- PROBLEM -
The records below need retyping in full; give them again exactly.

- Data extracted from a collection -
⁂

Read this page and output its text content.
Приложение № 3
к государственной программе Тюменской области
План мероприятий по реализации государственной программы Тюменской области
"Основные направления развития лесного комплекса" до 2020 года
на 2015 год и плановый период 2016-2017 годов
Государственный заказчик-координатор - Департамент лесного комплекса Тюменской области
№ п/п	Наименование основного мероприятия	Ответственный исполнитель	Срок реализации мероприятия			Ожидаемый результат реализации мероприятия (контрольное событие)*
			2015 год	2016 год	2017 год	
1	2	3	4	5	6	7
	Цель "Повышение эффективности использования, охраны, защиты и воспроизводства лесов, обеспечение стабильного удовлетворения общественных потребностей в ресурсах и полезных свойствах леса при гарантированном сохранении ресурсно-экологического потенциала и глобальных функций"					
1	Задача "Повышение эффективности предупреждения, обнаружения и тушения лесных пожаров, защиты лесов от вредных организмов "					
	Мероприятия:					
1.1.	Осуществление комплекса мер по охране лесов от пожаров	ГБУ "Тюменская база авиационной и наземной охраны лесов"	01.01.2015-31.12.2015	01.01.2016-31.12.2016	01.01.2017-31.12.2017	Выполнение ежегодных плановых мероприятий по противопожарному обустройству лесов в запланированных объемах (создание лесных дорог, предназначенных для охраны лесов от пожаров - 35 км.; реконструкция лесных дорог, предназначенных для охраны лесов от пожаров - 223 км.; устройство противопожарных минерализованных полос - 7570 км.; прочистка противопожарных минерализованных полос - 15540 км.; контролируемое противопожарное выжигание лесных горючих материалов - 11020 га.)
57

⁂

- ANSWER IN FULL -
Read this page and output its text content.
Приложение № 3
к государственной программе Тюменской области
План мероприятий по реализации государственной программы Тюменской области
"Основные направления развития лесного комплекса" до 2020 года
на 2015 год и плановый период 2016-2017 годов
Государственный заказчик-координатор - Департамент лесного комплекса Тюменской области
№ п/п	Наименование основного мероприятия	Ответственный исполнитель	Срок реализации мероприятия			Ожидаемый результат реализации мероприятия (контрольное событие)*
			2015 год	2016 год	2017 год	
1	2	3	4	5	6	7
	Цель "Повышение эффективности использования, охраны, защиты и воспроизводства лесов, обеспечение стабильного удовлетворения общественных потребностей в ресурсах и полезных свойствах леса при гарантированном сохранении ресурсно-экологического потенциала и глобальных функций"					
1	Задача "Повышение эффективности предупреждения, обнаружения и тушения лесных пожаров, защиты лесов от вредных организмов "					
	Мероприятия:					
1.1.	Осуществление комплекса мер по охране лесов от пожаров	ГБУ "Тюменская база авиационной и наземной охраны лесов"	01.01.2015-31.12.2015	01.01.2016-31.12.2016	01.01.2017-31.12.2017	Выполнение ежегодных плановых мероприятий по противопожарному обустройству лесов в запланированных объемах (создание лесных дорог, предназначенных для охраны лесов от пожаров - 35 км.; реконструкция лесных дорог, предназначенных для охраны лесов от пожаров - 223 км.; устройство противопожарных минерализованных полос - 7570 км.; прочистка противопожарных минерализованных полос - 15540 км.; контролируемое противопожарное выжигание лесных горючих материалов - 11020 га.)
57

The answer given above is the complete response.